Start RECORDS FOR THE TASK

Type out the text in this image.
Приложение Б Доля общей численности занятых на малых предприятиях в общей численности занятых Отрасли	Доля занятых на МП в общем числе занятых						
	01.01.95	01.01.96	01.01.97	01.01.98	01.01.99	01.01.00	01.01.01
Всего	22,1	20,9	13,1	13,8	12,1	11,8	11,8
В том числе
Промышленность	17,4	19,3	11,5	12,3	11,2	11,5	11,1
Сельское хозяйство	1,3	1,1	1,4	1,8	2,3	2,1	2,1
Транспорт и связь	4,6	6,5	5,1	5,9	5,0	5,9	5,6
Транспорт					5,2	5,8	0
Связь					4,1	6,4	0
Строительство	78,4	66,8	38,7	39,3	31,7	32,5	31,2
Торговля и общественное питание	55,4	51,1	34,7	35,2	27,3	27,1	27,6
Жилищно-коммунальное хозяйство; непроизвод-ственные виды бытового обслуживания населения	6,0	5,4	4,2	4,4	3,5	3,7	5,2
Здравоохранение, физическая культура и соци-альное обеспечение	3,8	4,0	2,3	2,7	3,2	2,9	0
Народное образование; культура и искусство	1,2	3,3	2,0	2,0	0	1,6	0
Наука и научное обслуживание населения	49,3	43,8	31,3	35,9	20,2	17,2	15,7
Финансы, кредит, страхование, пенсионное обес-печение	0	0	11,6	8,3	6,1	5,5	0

End RECORDS FOR THE TASK

WHAT IS BEING ASKED
Reproduce all data above, unchanged.

ANSWER
Type out the text in this image.
Приложение Б Доля общей численности занятых на малых предприятиях в общей численности занятых Отрасли	Доля занятых на МП в общем числе занятых						
	01.01.95	01.01.96	01.01.97	01.01.98	01.01.99	01.01.00	01.01.01
Всего	22,1	20,9	13,1	13,8	12,1	11,8	11,8
В том числе
Промышленность	17,4	19,3	11,5	12,3	11,2	11,5	11,1
Сельское хозяйство	1,3	1,1	1,4	1,8	2,3	2,1	2,1
Транспорт и связь	4,6	6,5	5,1	5,9	5,0	5,9	5,6
Транспорт					5,2	5,8	0
Связь					4,1	6,4	0
Строительство	78,4	66,8	38,7	39,3	31,7	32,5	31,2
Торговля и общественное питание	55,4	51,1	34,7	35,2	27,3	27,1	27,6
Жилищно-коммунальное хозяйство; непроизвод-ственные виды бытового обслуживания населения	6,0	5,4	4,2	4,4	3,5	3,7	5,2
Здравоохранение, физическая культура и соци-альное обеспечение	3,8	4,0	2,3	2,7	3,2	2,9	0
Народное образование; культура и искусство	1,2	3,3	2,0	2,0	0	1,6	0
Наука и научное обслуживание населения	49,3	43,8	31,3	35,9	20,2	17,2	15,7
Финансы, кредит, страхование, пенсионное обес-печение	0	0	11,6	8,3	6,1	5,5	0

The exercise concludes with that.